*Stated exercise*:
Extract all lines in the data that contain the word "Lender".

*Record excerpts*:
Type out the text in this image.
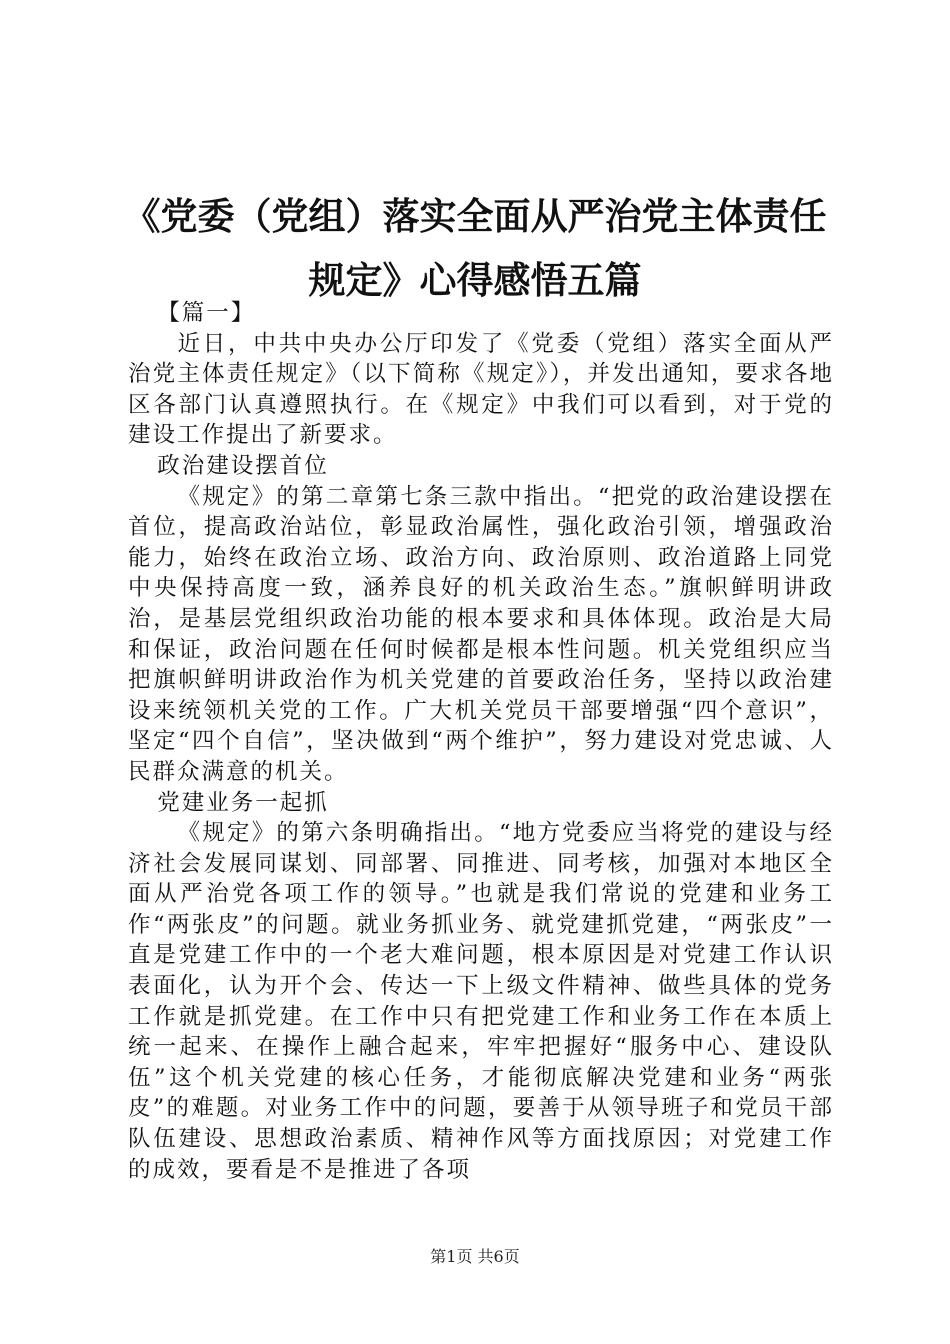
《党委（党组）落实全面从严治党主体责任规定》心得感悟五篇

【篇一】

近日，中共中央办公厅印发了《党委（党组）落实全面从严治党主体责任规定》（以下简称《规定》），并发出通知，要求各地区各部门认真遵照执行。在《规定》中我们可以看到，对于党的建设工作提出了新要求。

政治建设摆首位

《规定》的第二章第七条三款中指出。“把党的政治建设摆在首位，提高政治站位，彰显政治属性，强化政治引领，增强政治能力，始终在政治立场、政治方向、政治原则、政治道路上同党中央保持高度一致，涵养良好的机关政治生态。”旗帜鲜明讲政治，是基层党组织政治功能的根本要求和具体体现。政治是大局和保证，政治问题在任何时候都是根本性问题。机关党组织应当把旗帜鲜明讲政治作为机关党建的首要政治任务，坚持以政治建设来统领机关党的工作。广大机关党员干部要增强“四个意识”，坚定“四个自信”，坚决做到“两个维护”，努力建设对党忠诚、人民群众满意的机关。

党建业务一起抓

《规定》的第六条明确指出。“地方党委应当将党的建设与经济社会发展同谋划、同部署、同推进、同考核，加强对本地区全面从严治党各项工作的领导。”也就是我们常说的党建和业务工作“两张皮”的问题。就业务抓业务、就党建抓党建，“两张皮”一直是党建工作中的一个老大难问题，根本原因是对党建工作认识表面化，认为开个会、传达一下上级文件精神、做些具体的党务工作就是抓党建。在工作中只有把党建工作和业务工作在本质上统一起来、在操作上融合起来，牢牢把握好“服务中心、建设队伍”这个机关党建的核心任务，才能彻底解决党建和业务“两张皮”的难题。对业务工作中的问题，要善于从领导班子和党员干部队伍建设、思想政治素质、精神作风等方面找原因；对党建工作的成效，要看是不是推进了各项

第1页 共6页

--

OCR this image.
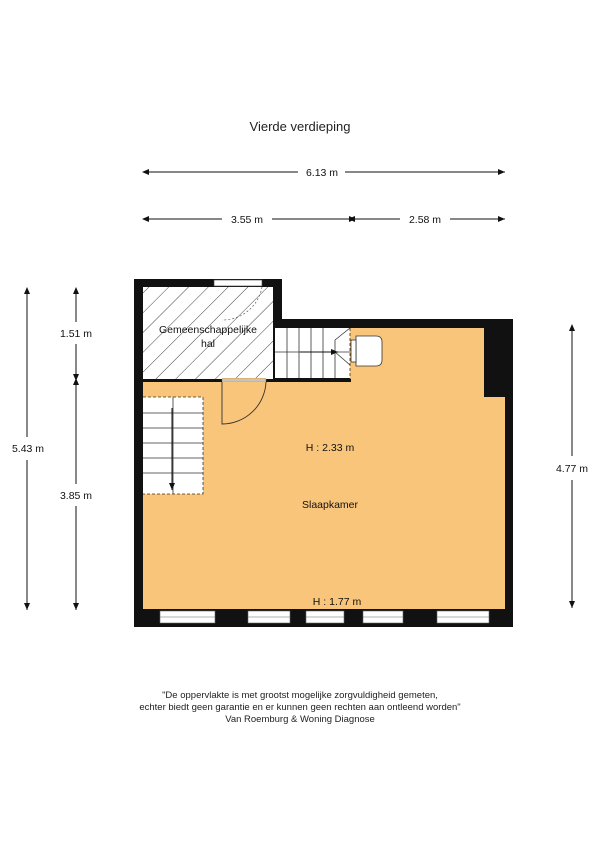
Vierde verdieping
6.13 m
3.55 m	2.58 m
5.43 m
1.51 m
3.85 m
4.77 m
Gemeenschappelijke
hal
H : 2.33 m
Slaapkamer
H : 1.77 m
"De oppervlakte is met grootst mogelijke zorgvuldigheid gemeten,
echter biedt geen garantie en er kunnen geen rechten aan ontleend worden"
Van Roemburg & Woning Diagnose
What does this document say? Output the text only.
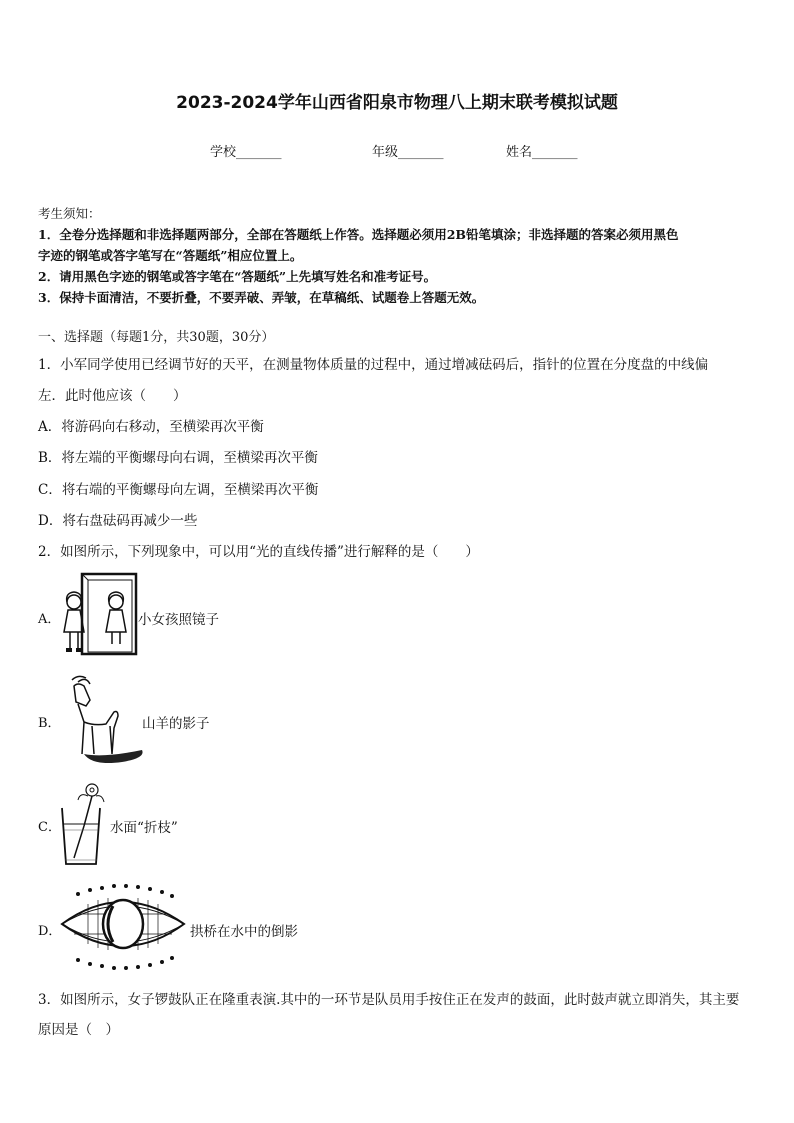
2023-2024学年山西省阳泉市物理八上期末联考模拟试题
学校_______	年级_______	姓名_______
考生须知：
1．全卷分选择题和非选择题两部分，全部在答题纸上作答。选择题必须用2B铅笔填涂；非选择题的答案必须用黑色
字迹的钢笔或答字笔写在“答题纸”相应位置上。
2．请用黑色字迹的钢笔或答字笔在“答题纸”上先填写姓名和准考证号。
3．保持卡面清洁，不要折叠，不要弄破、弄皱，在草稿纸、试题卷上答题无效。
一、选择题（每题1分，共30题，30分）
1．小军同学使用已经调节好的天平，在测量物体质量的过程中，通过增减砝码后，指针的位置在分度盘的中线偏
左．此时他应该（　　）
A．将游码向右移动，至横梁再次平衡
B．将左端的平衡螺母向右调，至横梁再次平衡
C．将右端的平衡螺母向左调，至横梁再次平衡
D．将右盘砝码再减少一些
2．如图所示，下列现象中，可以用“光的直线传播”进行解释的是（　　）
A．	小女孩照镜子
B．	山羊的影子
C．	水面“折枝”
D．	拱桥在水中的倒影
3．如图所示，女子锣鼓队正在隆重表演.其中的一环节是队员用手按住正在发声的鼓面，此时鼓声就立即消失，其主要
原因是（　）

...

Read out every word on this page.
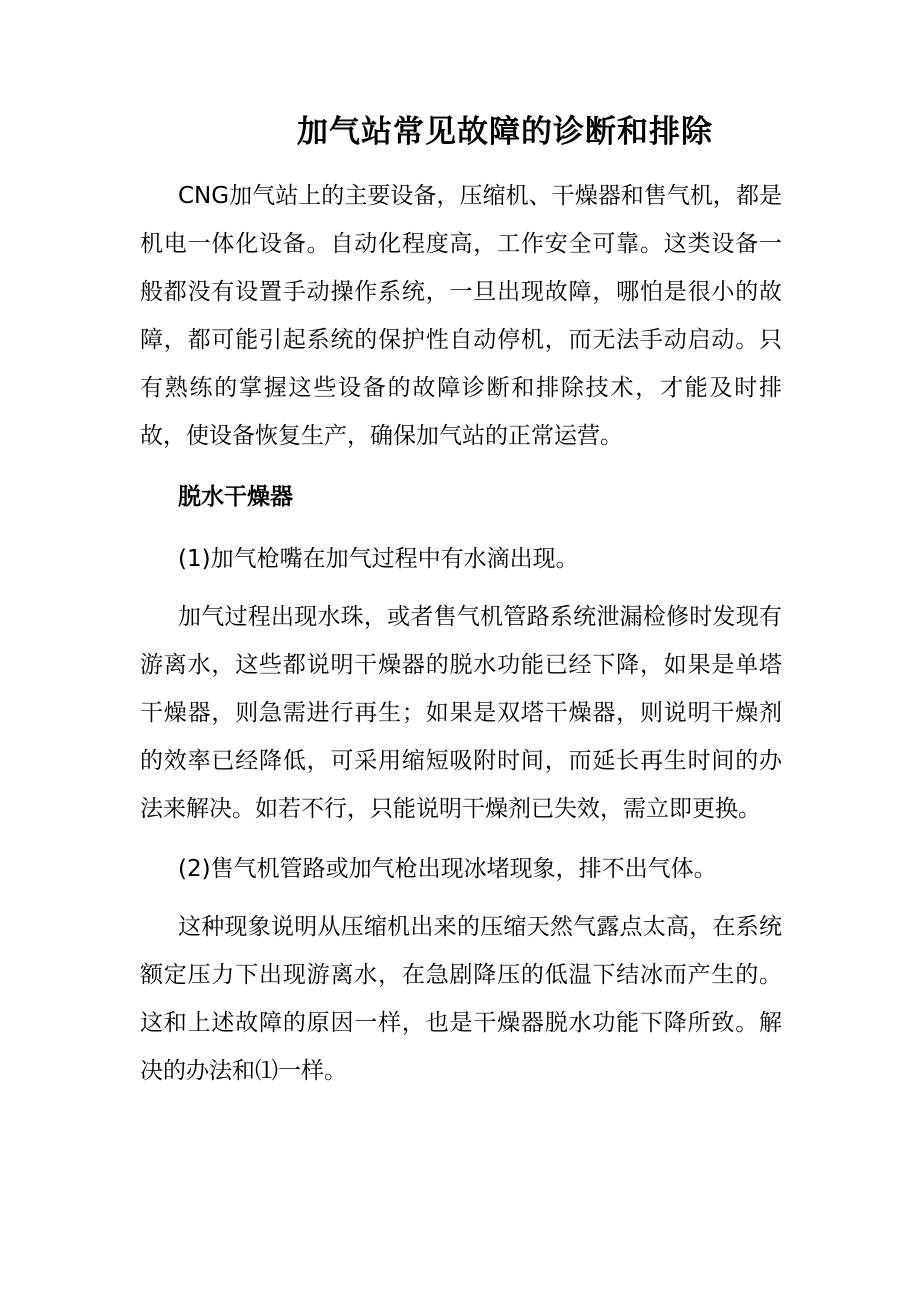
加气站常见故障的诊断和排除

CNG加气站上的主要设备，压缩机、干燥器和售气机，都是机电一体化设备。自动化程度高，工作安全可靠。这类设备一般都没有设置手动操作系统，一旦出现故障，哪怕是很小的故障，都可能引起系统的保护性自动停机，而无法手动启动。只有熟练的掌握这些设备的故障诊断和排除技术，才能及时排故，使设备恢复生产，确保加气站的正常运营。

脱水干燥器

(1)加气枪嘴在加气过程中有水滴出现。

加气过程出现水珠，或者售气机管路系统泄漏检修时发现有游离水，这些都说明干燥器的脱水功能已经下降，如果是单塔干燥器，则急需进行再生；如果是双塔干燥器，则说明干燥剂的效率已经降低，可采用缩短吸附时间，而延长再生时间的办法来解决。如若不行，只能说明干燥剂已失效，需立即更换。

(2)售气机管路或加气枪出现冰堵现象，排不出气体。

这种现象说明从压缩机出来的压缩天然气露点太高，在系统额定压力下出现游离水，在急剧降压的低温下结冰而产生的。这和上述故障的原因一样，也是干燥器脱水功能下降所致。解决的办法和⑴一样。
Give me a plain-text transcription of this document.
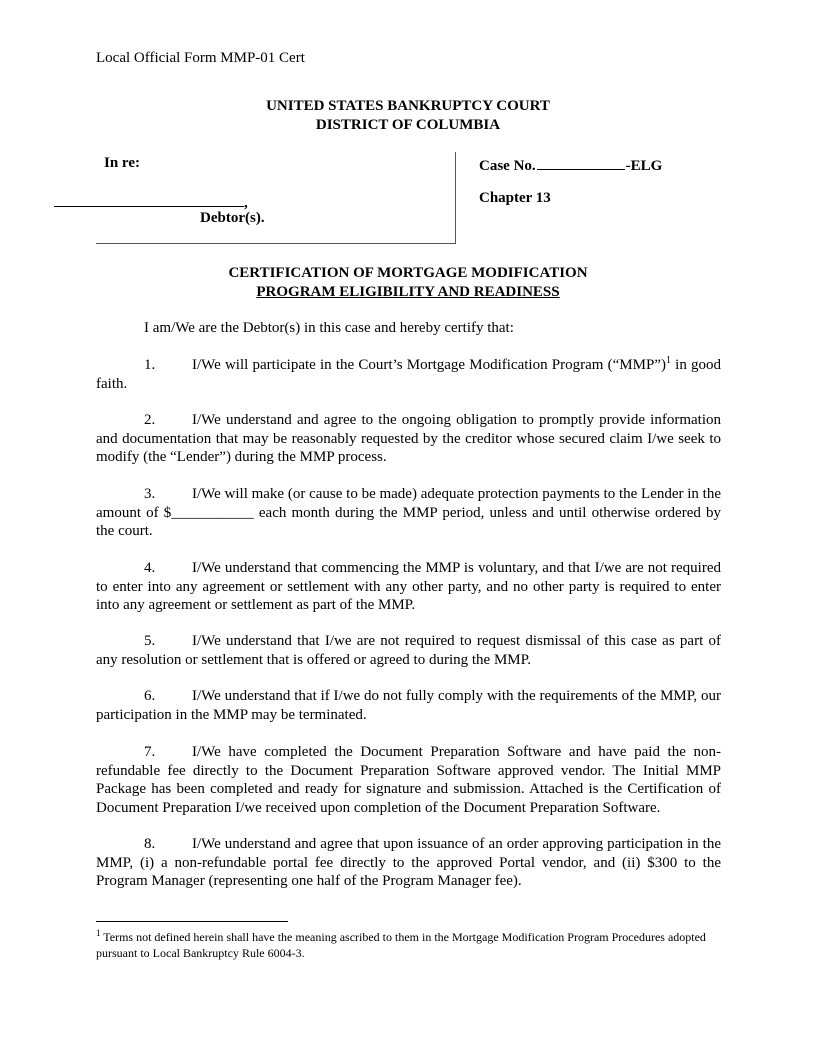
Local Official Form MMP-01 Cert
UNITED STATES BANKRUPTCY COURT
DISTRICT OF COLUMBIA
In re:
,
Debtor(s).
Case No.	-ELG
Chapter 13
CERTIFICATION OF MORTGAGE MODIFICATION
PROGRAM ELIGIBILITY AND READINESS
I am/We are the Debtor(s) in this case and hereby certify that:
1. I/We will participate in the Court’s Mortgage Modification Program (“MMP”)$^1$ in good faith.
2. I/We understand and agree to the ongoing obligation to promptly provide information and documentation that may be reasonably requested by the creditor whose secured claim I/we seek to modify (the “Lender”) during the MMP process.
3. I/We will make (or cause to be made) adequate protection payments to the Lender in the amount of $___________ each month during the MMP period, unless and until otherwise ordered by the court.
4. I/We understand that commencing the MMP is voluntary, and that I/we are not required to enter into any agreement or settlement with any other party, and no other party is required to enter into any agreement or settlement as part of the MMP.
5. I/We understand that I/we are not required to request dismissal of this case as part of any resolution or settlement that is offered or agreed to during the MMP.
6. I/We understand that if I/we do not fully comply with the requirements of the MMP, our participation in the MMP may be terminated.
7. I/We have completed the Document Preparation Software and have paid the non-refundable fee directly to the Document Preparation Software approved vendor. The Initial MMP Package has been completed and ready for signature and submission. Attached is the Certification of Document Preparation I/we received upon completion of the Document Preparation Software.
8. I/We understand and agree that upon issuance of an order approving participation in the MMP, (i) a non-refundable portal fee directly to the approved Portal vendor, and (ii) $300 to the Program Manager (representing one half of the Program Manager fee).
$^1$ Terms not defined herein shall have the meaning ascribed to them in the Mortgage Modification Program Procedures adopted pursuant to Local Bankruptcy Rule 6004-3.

*Output*:
2. I/We understand and agree to the ongoing obligation to promptly provide information and documentation that may be reasonably requested by the creditor whose secured claim I/we seek to modify (the “Lender”) during the MMP process.
3. I/We will make (or cause to be made) adequate protection payments to the Lender in the amount of $___________ each month during the MMP period, unless and until otherwise ordered by the court.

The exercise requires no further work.